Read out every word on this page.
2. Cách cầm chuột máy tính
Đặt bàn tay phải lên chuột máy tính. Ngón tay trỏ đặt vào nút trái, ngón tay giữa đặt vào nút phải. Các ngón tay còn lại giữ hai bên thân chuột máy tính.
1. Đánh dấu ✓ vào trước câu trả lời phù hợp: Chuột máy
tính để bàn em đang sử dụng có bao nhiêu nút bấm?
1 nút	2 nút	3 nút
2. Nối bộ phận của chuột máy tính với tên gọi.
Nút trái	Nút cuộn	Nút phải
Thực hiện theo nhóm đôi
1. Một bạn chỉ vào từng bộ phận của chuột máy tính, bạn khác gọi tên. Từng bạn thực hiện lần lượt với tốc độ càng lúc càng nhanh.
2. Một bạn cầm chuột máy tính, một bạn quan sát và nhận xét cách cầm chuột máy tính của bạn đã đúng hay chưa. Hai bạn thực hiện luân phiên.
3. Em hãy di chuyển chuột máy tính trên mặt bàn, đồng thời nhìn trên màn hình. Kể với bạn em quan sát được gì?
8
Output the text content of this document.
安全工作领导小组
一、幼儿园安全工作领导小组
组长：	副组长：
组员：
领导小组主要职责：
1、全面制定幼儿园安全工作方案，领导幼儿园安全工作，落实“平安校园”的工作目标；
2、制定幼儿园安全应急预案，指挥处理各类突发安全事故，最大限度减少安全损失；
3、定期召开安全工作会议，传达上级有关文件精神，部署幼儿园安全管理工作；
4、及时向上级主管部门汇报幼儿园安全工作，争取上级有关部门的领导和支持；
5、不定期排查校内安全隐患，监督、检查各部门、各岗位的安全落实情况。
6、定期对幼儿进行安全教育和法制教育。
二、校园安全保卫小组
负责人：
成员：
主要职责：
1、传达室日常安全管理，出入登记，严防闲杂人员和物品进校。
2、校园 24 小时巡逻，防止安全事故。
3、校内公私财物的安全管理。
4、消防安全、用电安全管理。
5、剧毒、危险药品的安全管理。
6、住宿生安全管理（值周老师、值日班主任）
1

■ What to produce ■
Output all records verbatim.

■ Exercise result ■
Read out every word on this page.
2. Cách cầm chuột máy tính
Đặt bàn tay phải lên chuột máy tính. Ngón tay trỏ đặt vào nút trái, ngón tay giữa đặt vào nút phải. Các ngón tay còn lại giữ hai bên thân chuột máy tính.
1. Đánh dấu ✓ vào trước câu trả lời phù hợp: Chuột máy
tính để bàn em đang sử dụng có bao nhiêu nút bấm?
1 nút	2 nút	3 nút
2. Nối bộ phận của chuột máy tính với tên gọi.
Nút trái	Nút cuộn	Nút phải
Thực hiện theo nhóm đôi
1. Một bạn chỉ vào từng bộ phận của chuột máy tính, bạn khác gọi tên. Từng bạn thực hiện lần lượt với tốc độ càng lúc càng nhanh.
2. Một bạn cầm chuột máy tính, một bạn quan sát và nhận xét cách cầm chuột máy tính của bạn đã đúng hay chưa. Hai bạn thực hiện luân phiên.
3. Em hãy di chuyển chuột máy tính trên mặt bàn, đồng thời nhìn trên màn hình. Kể với bạn em quan sát được gì?
8
Output the text content of this document.
安全工作领导小组
一、幼儿园安全工作领导小组
组长：	副组长：
组员：
领导小组主要职责：
1、全面制定幼儿园安全工作方案，领导幼儿园安全工作，落实“平安校园”的工作目标；
2、制定幼儿园安全应急预案，指挥处理各类突发安全事故，最大限度减少安全损失；
3、定期召开安全工作会议，传达上级有关文件精神，部署幼儿园安全管理工作；
4、及时向上级主管部门汇报幼儿园安全工作，争取上级有关部门的领导和支持；
5、不定期排查校内安全隐患，监督、检查各部门、各岗位的安全落实情况。
6、定期对幼儿进行安全教育和法制教育。
二、校园安全保卫小组
负责人：
成员：
主要职责：
1、传达室日常安全管理，出入登记，严防闲杂人员和物品进校。
2、校园 24 小时巡逻，防止安全事故。
3、校内公私财物的安全管理。
4、消防安全、用电安全管理。
5、剧毒、危险药品的安全管理。
6、住宿生安全管理（值周老师、值日班主任）
1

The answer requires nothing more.